Set task:
Repeat word for word the part of the connection carrier description starting with "FIG. 1A shows" and going on through "a material-locking manner.".

DETAILED DESCRIPTION OF ILLUSTRATIVE EMBODIMENTS

FIG. 1A shows a first embodiment of a connection carrier described here using a schematic sectional view. FIG. 1B shows the corresponding exploded view. FIG. 1C shows a schematic top view.

The connection carrier 1 comprises a substrate 10, which is, for example, a multi-layer carrier metal plate described here. Substrate 10 comprises a top surface 10a, a bottom surface 10b and side surfaces 10c, which connect the top surface 10a with the bottom surface 10b. Connecting element 11 is arranged on the substrate top surface 10a, which encloses a central region 18 in the form of a ring or frame (see FIGS. 1B and 1C, for example). Connecting element 11 is connected to substrate 10 in a material-locking manner.

Two contact elements 12 are applied to connecting element 11 on the connecting element cover surface 11a facing away from the substrate, which are connected in a material-locking manner to connecting element 11. The connecting element 11 projects beyond the contact elements 12 in the lateral directions, parallel to the main extension direction of the substrate top surface 10a of the substrate 10.

On the side facing away from the connecting element, the contact element cover surface 12a is formed, which is covered in places by insulation element 13. For example, the insulation element 13 and the contact element 12 are material-locked to each other. The insulation element 13 can also surround the central region 18 of the substrate top surface 10a in the form of a ring or frame.

The insulation element 13 is guided along the contact element cover surface 12a to the contact element side surface 12c. It covers the contact element side surface 12c completely and is in direct contact with connecting element 11 on connecting element cover surface 11a on the side facing the substrate side surface 10c. In the present case, the connecting element 11 also completely projects beyond the insulation element 13 at every point on the side or is flush with it.

By means of connecting element 11 and insulation element 13, contact element 12 is completely covered with electrically insulating material of connecting element 11 and insulation element 13 on the side facing the outer edge of connection carrier 1.

As can be seen from FIGS. 1B and 1C, for example, the connection carrier also includes mounting openings 14, which are arranged in opposing quadrants of substrate 10. The surroundings of the mounting openings 14 are free of the connecting element 11, the contact element 12 and the insulation element 13. However, it is also possible that the insulation element 13 in particular is guided to the outer edge of the substrate 10 and also completely encloses the mounting openings 14 in lateral directions.

The connection carrier 1 also includes contact points 15, which are arranged in the quadrants not occupied by the mounting openings 14. Insulation element 13 is not attached to these contact elements and contact element 12 is freely accessible and contactable there.

The connecting element 11, the contact element 12 and, where appropriate, the insulation element 13 may be structured by processes such as punching or a laser cutting process, so that they may have curved outer surfaces in particular. In the central region 18 of the substrate top surface 10a, for example, the diameter D1 between opposite edges of the connecting element 11 can be 17.9 mm in this case. For example, the diameter D2 between opposite edges of contact element 12 can be 18.7 mm and the diameter D3 between opposite edges of insulation element 13 can be 19.8 mm. The tolerance is, for example, 1 mm each.

Dataset section:
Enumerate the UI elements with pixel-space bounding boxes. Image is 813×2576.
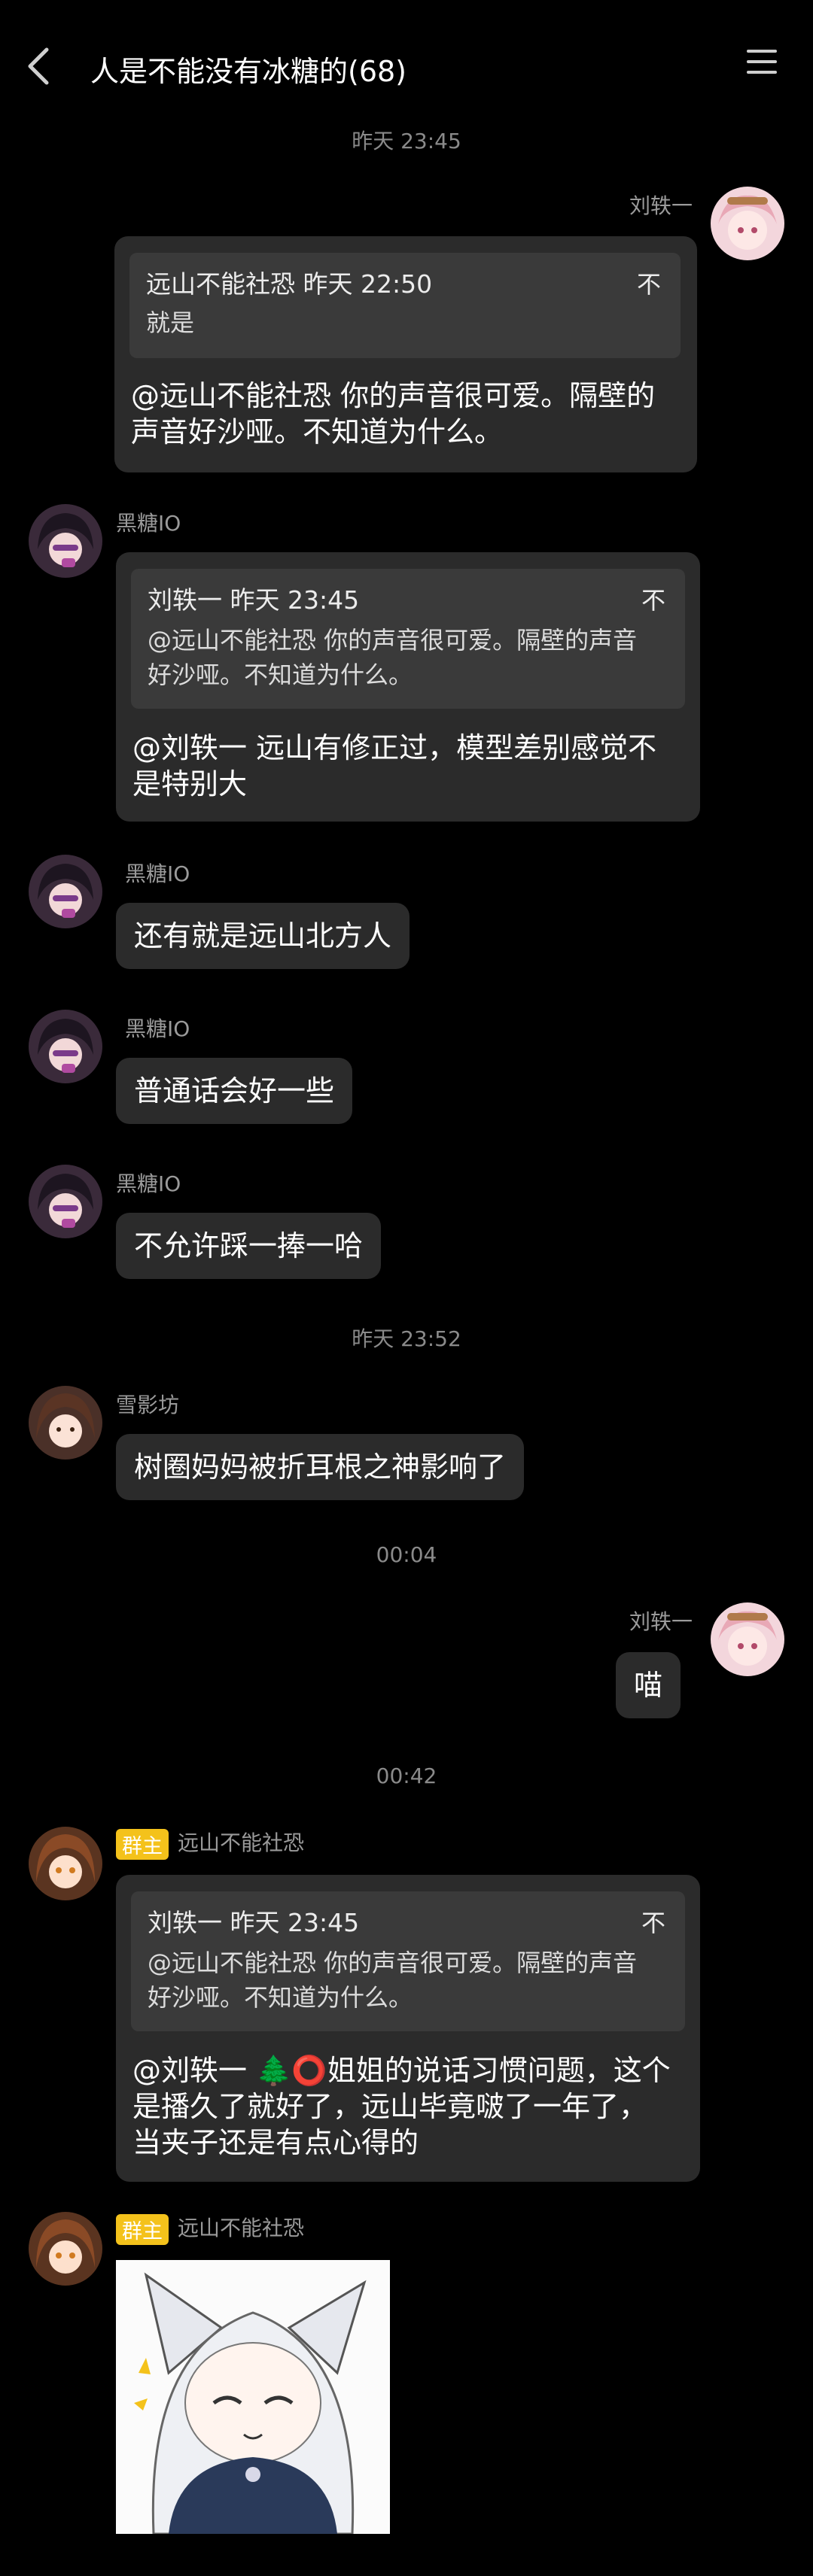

Response to the task:
FIG. 1A shows a first embodiment of a connection carrier described here using a schematic sectional view. FIG. 1B shows the corresponding exploded view. FIG. 1C shows a schematic top view.

The connection carrier 1 comprises a substrate 10, which is, for example, a multi-layer carrier metal plate described here. Substrate 10 comprises a top surface 10a, a bottom surface 10b and side surfaces 10c, which connect the top surface 10a with the bottom surface 10b. Connecting element 11 is arranged on the substrate top surface 10a, which encloses a central region 18 in the form of a ring or frame (see FIGS. 1B and 1C, for example). Connecting element 11 is connected to substrate 10 in a material-locking manner.